§ **Set task**
From the listing below, select every line where the word "this" appears.

━━━━━━━━━━━━━━━━━━━━━━━━━━━━━━

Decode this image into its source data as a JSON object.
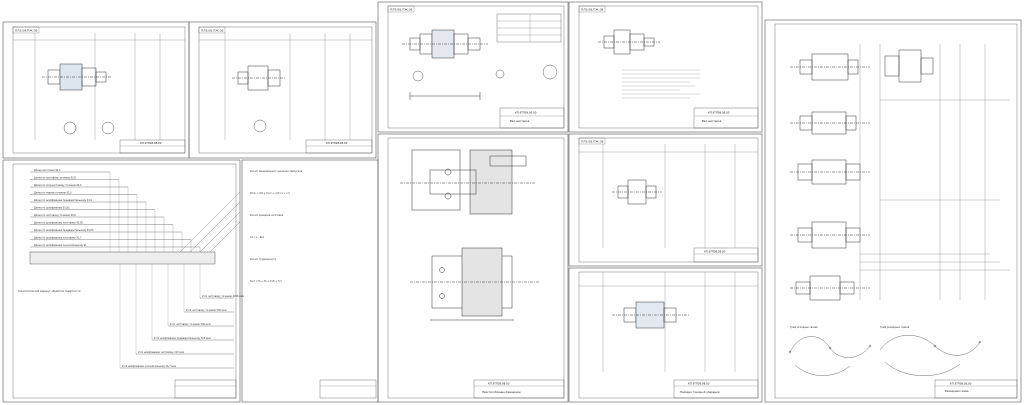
{
  "sheets": [
    {
      "id": "sheet-1",
      "top_code": "ПЛЗ.08.ПЖ.08",
      "title_line": "",
      "stamp_code": "КП.9ТП08.08.00"
    },
    {
      "id": "sheet-2",
      "top_code": "ПЛЗ.08.ПЖ.08",
      "title_line": "",
      "stamp_code": "КП.9ТП08.08.00"
    },
    {
      "id": "sheet-3",
      "top_code": "ПЛЗ.08.ПЖ.08",
      "title_line": "Вал-шестерня",
      "stamp_code": "КП.9ТП08.08.00"
    },
    {
      "id": "sheet-4",
      "top_code": "ПЛЗ.08.ПЖ.08",
      "title_line": "Вал-шестерня",
      "stamp_code": "КП.9ТП08.08.00"
    },
    {
      "id": "sheet-5",
      "top_code": "",
      "title_line": "Приспособление фрезерное",
      "stamp_code": "КП.9ТП08.08.00"
    },
    {
      "id": "sheet-6",
      "top_code": "ПЛЗ.08.ПЖ.08",
      "title_line": "",
      "stamp_code": "КП.9ТП08.08.00"
    },
    {
      "id": "sheet-7",
      "top_code": "",
      "title_line": "Наладка токарной операции",
      "stamp_code": "КП.9ТП08.08.00"
    },
    {
      "id": "sheet-8",
      "top_code": "",
      "title_line": "Размерная схема",
      "stamp_code": "КП.9ТП08.08.00"
    }
  ],
  "allowance_diagram": {
    "left_labels": [
      "Длина заготовки 94,3",
      "Длина по чистовому точению 92,8",
      "Длина по получистовому точению 92,4",
      "Длина по чернов точению 92,0",
      "Длина по шлифованию предварительному 91,9",
      "Длина по шлифованию 91,85",
      "Длина по чистовому точению 90,0",
      "Длина по шлифованию чистовому 90,05",
      "Длина по шлифованию предварительному 91,05",
      "Длина по шлифованию чистовому 91,7",
      "Длина по шлифованию окончательному 91"
    ],
    "right_labels": [
      "Z по чистовому точению 4200 мкм",
      "Z по чистовому точению 540 мкм",
      "Z по чистовому точению 390 мкм",
      "Z по шлифованию предварительному 325 мкм",
      "Z по шлифованию чистовому 210 мкм",
      "Z по шлифованию окончательному 16,7 мкм"
    ],
    "note": "Технологический маршрут обработки поверхности"
  },
  "calc_text": {
    "lines": [
      "Расчет минимального значения припусков",
      "Zmin = (Rz + h)i-1 + √(Δ²i-1 + ε²i)",
      "Расчет размеров заготовки",
      "Ld = L - ΔLd",
      "Расчет трудоемкости",
      "Tшт = To + Tв + Tоб + Tот"
    ]
  },
  "stamp": {
    "fields": [
      "Изм.",
      "Лист",
      "№ докум.",
      "Подп.",
      "Дата"
    ],
    "org": "УГАТУ"
  },
  "sketch_titles": [
    "Граф исходных связей",
    "Граф размерных связей"
  ]
}
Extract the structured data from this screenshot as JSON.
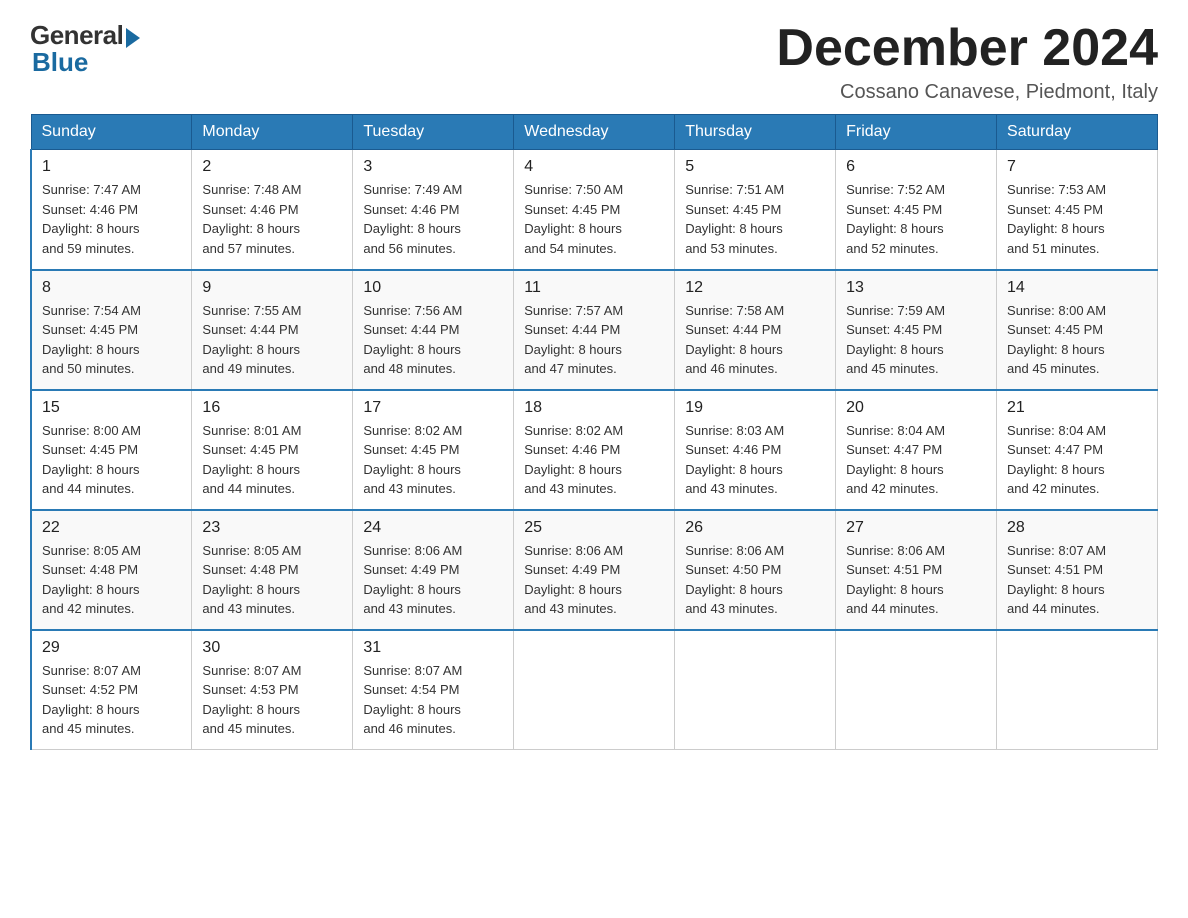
{
  "header": {
    "logo_general": "General",
    "logo_blue": "Blue",
    "month_title": "December 2024",
    "location": "Cossano Canavese, Piedmont, Italy"
  },
  "weekdays": [
    "Sunday",
    "Monday",
    "Tuesday",
    "Wednesday",
    "Thursday",
    "Friday",
    "Saturday"
  ],
  "weeks": [
    [
      {
        "day": "1",
        "sunrise": "7:47 AM",
        "sunset": "4:46 PM",
        "daylight": "8 hours and 59 minutes."
      },
      {
        "day": "2",
        "sunrise": "7:48 AM",
        "sunset": "4:46 PM",
        "daylight": "8 hours and 57 minutes."
      },
      {
        "day": "3",
        "sunrise": "7:49 AM",
        "sunset": "4:46 PM",
        "daylight": "8 hours and 56 minutes."
      },
      {
        "day": "4",
        "sunrise": "7:50 AM",
        "sunset": "4:45 PM",
        "daylight": "8 hours and 54 minutes."
      },
      {
        "day": "5",
        "sunrise": "7:51 AM",
        "sunset": "4:45 PM",
        "daylight": "8 hours and 53 minutes."
      },
      {
        "day": "6",
        "sunrise": "7:52 AM",
        "sunset": "4:45 PM",
        "daylight": "8 hours and 52 minutes."
      },
      {
        "day": "7",
        "sunrise": "7:53 AM",
        "sunset": "4:45 PM",
        "daylight": "8 hours and 51 minutes."
      }
    ],
    [
      {
        "day": "8",
        "sunrise": "7:54 AM",
        "sunset": "4:45 PM",
        "daylight": "8 hours and 50 minutes."
      },
      {
        "day": "9",
        "sunrise": "7:55 AM",
        "sunset": "4:44 PM",
        "daylight": "8 hours and 49 minutes."
      },
      {
        "day": "10",
        "sunrise": "7:56 AM",
        "sunset": "4:44 PM",
        "daylight": "8 hours and 48 minutes."
      },
      {
        "day": "11",
        "sunrise": "7:57 AM",
        "sunset": "4:44 PM",
        "daylight": "8 hours and 47 minutes."
      },
      {
        "day": "12",
        "sunrise": "7:58 AM",
        "sunset": "4:44 PM",
        "daylight": "8 hours and 46 minutes."
      },
      {
        "day": "13",
        "sunrise": "7:59 AM",
        "sunset": "4:45 PM",
        "daylight": "8 hours and 45 minutes."
      },
      {
        "day": "14",
        "sunrise": "8:00 AM",
        "sunset": "4:45 PM",
        "daylight": "8 hours and 45 minutes."
      }
    ],
    [
      {
        "day": "15",
        "sunrise": "8:00 AM",
        "sunset": "4:45 PM",
        "daylight": "8 hours and 44 minutes."
      },
      {
        "day": "16",
        "sunrise": "8:01 AM",
        "sunset": "4:45 PM",
        "daylight": "8 hours and 44 minutes."
      },
      {
        "day": "17",
        "sunrise": "8:02 AM",
        "sunset": "4:45 PM",
        "daylight": "8 hours and 43 minutes."
      },
      {
        "day": "18",
        "sunrise": "8:02 AM",
        "sunset": "4:46 PM",
        "daylight": "8 hours and 43 minutes."
      },
      {
        "day": "19",
        "sunrise": "8:03 AM",
        "sunset": "4:46 PM",
        "daylight": "8 hours and 43 minutes."
      },
      {
        "day": "20",
        "sunrise": "8:04 AM",
        "sunset": "4:47 PM",
        "daylight": "8 hours and 42 minutes."
      },
      {
        "day": "21",
        "sunrise": "8:04 AM",
        "sunset": "4:47 PM",
        "daylight": "8 hours and 42 minutes."
      }
    ],
    [
      {
        "day": "22",
        "sunrise": "8:05 AM",
        "sunset": "4:48 PM",
        "daylight": "8 hours and 42 minutes."
      },
      {
        "day": "23",
        "sunrise": "8:05 AM",
        "sunset": "4:48 PM",
        "daylight": "8 hours and 43 minutes."
      },
      {
        "day": "24",
        "sunrise": "8:06 AM",
        "sunset": "4:49 PM",
        "daylight": "8 hours and 43 minutes."
      },
      {
        "day": "25",
        "sunrise": "8:06 AM",
        "sunset": "4:49 PM",
        "daylight": "8 hours and 43 minutes."
      },
      {
        "day": "26",
        "sunrise": "8:06 AM",
        "sunset": "4:50 PM",
        "daylight": "8 hours and 43 minutes."
      },
      {
        "day": "27",
        "sunrise": "8:06 AM",
        "sunset": "4:51 PM",
        "daylight": "8 hours and 44 minutes."
      },
      {
        "day": "28",
        "sunrise": "8:07 AM",
        "sunset": "4:51 PM",
        "daylight": "8 hours and 44 minutes."
      }
    ],
    [
      {
        "day": "29",
        "sunrise": "8:07 AM",
        "sunset": "4:52 PM",
        "daylight": "8 hours and 45 minutes."
      },
      {
        "day": "30",
        "sunrise": "8:07 AM",
        "sunset": "4:53 PM",
        "daylight": "8 hours and 45 minutes."
      },
      {
        "day": "31",
        "sunrise": "8:07 AM",
        "sunset": "4:54 PM",
        "daylight": "8 hours and 46 minutes."
      },
      null,
      null,
      null,
      null
    ]
  ]
}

━━━━━━━━━━━━━━━━━━━━━━━━━━━━━━

§ **Full output**
Decode this image into its source data as a JSON object.
Extract the structured data from this screenshot as JSON.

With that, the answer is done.